[Aim A] Starting at the first line of the entries and stopping after the line that contains "270, 347, 293]", convert those lines into a Markdown table with the columns Row and Line. Omit blank lines.

[Selected text]
+++

The hidden defects in passive fire protection

Inadequate passive fire protection was among the failings identified in the Edinburgh Schools inquiry, which saw 17 schools close last year due to construction defects. Jeremy Ockenden, principal fire engineer at BRE Global, investigates the problem

The Edinburgh Schools inquiry exposed a worrying range of construction defects following the emergency closure in 2016 of 17 schools built under the same PFI (Private Finance Initiative) contract.

Passive fire protection, which is critical for the life safety of occupants and inhibiting the spread of fire and smoke, was among the failings identified in Professor John Cole’s inquiry report.

The legacy of inadequate workmanship, compromised safety and school disruption left by this particular PFI contract made national headlines. However, school estate managers should not assume that issues with passive fire protection are solely a PFI problem; the fire safety sector is seeing concerning levels of deficiency in education buildings of all ages.

Much of the UK’s school infrastructure consists of ageing stock, which invariably has been extensively refurbished or extended to meet modern educational needs. Decades of maintenance and alterations may substantially change the fire hazards within the building, leading to modified structures where the level of performance regarding passive fire safety is no longer understood.


In dynamic environments like schools, it is frequently found that the fire strategy and associated documentation have been amended and added to over the years.

This often leads to a current strategy which is either difficult to interpret or no longer meets the holistic needs of the school. It is common to find that passive fire ratings are being maintained in areas where there is no longer any purpose in doing so, while new risks introduced to the building may not have been properly assessed.

In such circumstances it may be advisable to re-evaluate the fire strategy for the school as a whole. The generation of an ‘as-built’ fire strategy document for the building can assist in bringing its current status into a single comprehensive plan.

The present-day needs of the building can be clearly laid out in order to rationalise and clarify exactly where the critical elements of fire compartmentation are required in addition to addressing other fire safety issues.


Adequate passive fire resistance requirements form the critical backbone of the fire escape strategy for school buildings, all the more so in multi-level teaching blocks.

Compartmentation is relied on to contain fire and smoke spread between zones and floors, creating areas of relative safety where occupants will be safe for a time from the effects of fire, giving staff adequate time to evacuate all pupils.

This is particularly important for high dependency students, allowing them to safely reach and wait in designated disabled refuges/zones while providing the additional time needed to assist them from the building.

Traditionally used for fire stopping, asbestos has been largely replaced across older school buildings. But do records show where and how the work was carried out, and whether the replacement system provides an adequate level of fire resistance performance? Often such modifications result in a wall construction which does not conform to any known fire tested system.

Other commonly cited issues relate to the modernisation of services which can leave walls, ceilings and floors peppered with holes in order to route new electrical/IT cabling, or mechanical upgrades. All too often, such modifications are implemented with little understanding of the fire strategy objectives for the building or without adequate attention to fire-stopping.

All this creates a challenge of unknown proportions for the school facility manager who is unlikely to have the expertise to assess passive fire protection and may have only patchy documentation on the safety compliance of the past.

+++

[Data excerpts]
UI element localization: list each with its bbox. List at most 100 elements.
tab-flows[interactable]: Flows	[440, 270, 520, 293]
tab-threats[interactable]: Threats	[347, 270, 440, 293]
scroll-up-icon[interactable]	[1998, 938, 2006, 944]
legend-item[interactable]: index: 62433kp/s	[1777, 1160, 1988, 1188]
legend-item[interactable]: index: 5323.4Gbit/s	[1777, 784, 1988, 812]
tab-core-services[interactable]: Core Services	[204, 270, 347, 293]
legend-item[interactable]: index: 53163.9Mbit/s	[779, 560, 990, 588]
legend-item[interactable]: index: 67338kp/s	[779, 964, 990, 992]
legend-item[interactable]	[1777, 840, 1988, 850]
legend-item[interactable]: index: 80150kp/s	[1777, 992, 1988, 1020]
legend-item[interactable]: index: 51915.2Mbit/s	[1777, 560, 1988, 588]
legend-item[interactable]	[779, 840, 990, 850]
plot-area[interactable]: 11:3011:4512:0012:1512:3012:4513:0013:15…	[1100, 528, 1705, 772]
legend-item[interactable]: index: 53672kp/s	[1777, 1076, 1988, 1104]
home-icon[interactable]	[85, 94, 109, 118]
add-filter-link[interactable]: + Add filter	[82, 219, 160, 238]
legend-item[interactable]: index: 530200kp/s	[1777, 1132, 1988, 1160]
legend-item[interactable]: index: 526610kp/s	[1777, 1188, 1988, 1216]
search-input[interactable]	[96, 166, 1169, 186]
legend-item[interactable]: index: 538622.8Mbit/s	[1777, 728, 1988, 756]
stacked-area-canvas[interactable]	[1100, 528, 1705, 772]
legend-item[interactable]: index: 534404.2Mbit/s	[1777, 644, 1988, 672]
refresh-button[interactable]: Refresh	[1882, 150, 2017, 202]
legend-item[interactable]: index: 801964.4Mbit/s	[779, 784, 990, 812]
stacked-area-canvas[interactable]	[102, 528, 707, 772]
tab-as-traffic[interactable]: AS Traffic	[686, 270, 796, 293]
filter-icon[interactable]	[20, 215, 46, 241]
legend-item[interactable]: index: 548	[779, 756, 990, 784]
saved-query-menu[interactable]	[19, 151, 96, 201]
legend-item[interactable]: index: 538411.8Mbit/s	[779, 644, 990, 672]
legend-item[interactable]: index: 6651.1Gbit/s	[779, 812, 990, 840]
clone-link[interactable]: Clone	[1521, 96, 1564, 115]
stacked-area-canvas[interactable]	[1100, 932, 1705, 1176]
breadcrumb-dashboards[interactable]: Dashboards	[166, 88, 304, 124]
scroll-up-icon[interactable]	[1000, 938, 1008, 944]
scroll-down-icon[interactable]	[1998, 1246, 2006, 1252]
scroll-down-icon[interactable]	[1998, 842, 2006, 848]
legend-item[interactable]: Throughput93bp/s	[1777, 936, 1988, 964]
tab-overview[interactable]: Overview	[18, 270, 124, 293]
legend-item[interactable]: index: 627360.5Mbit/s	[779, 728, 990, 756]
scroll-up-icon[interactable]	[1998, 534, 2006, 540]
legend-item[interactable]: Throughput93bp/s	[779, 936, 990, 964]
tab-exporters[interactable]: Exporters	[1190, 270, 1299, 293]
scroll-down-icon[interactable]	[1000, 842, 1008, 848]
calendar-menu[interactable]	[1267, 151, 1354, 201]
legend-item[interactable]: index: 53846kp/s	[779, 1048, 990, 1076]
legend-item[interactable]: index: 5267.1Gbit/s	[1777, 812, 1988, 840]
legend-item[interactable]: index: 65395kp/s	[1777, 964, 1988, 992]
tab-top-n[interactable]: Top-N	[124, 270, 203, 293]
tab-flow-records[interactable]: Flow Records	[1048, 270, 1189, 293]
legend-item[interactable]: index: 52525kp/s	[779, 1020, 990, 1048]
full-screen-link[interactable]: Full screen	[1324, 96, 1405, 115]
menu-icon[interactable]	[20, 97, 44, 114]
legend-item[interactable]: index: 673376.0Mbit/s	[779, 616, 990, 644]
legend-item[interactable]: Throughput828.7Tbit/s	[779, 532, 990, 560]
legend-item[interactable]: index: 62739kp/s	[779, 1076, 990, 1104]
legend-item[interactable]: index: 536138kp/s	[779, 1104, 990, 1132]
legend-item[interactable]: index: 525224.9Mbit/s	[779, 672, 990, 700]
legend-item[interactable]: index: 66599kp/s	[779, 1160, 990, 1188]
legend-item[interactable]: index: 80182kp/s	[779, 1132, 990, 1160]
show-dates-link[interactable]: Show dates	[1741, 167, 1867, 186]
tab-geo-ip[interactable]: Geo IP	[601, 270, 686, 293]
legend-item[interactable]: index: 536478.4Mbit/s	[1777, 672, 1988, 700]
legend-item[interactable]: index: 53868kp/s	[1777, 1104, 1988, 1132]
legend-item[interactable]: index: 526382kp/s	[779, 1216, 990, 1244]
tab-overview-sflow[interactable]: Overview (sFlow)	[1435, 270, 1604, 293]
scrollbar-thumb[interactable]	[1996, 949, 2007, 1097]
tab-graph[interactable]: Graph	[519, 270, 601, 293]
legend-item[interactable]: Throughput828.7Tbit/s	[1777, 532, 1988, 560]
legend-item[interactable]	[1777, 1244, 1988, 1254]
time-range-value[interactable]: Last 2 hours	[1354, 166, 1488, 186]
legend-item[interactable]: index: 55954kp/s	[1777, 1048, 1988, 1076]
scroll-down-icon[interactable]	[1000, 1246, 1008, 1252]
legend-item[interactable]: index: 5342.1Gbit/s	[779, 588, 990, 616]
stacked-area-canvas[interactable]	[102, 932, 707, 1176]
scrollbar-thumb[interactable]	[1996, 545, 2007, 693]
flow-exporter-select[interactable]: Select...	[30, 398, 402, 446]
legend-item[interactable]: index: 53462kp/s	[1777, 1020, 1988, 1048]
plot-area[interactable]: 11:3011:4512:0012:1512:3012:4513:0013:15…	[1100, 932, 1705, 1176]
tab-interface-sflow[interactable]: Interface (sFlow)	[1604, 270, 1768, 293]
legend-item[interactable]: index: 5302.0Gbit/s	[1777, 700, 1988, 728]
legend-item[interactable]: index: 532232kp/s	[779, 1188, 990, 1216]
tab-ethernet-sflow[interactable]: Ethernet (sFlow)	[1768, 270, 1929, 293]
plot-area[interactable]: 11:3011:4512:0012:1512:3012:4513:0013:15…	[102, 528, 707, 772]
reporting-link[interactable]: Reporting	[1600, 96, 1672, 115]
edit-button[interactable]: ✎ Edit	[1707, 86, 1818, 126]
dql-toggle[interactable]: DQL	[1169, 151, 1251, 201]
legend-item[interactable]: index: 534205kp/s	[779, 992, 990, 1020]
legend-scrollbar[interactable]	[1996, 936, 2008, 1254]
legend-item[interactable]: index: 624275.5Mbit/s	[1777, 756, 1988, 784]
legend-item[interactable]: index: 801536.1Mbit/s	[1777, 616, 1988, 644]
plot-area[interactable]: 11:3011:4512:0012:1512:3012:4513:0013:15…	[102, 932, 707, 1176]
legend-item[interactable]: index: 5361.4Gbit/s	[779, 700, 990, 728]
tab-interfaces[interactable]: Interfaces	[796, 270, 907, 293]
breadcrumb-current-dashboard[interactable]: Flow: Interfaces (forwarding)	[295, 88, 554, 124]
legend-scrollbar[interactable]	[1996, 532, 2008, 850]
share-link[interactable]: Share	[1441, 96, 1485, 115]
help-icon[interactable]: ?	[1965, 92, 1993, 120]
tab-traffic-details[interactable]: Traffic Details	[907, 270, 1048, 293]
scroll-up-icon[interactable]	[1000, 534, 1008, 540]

+++

[Aim B] Continue the article on passive fire protection in school buildings, beginning after its final sentence.

[Final result A]
| Row | Line |
|---|---|
| 1 | UI element localization: list each with its bbox. List at most 100 elements. |
| 2 | tab-flows[interactable]: Flows	[440, 270, 520, 293] |
| 3 | tab-threats[interactable]: Threats	[347, 270, 440, 293] |
| 4 | scroll-up-icon[interactable]	[1998, 938, 2006, 944] |
| 5 | legend-item[interactable]: index: 62433kp/s	[1777, 1160, 1988, 1188] |
| 6 | legend-item[interactable]: index: 5323.4Gbit/s	[1777, 784, 1988, 812] |
| 7 | tab-core-services[interactable]: Core Services	[204, 270, 347, 293] |

[Final result B]
Whatever the age of the school, and in the absence of a robust paper trail of building compliance, a thorough assessment of passive fire protection is a vital first step in understanding your current fire risk. The initial challenge is to identify if there is a problem and the extent of it.

A large proportion of fire-stopping defects lurk above false ceilings and in areas that are out of sight and difficult to access. It means that many potential weaknesses and gaps in passive fire protection will not be spotted even during a routine fire risk assessment.

A suitably qualified specialist should be called in to carry out an initial sample survey of the building. This is a starting point that will give an indication of the quality and condition of passive fire protection to identify any deficiencies and make an expert judgement about whether there is probable cause to suspect widespread defects.


If evidence of a systematic problem is found, what should follow is a rigorous process to determine the overall level of risk that these defects pose to the building. This will involve an understanding of fire dynamics, smoke movement, and the likely impacts on the building occupants, requiring expertise in fire behaviour and fire risk management.

Such technical judgments rely on a forensic level of fire behaviour understanding and risk appraisal generally outside the expertise of a risk assessor or contractor installing passive fire protection. Without this insight, unqualified decisions may be taken to rip out and replace fire-stopping, involving unnecessary disruption and expense.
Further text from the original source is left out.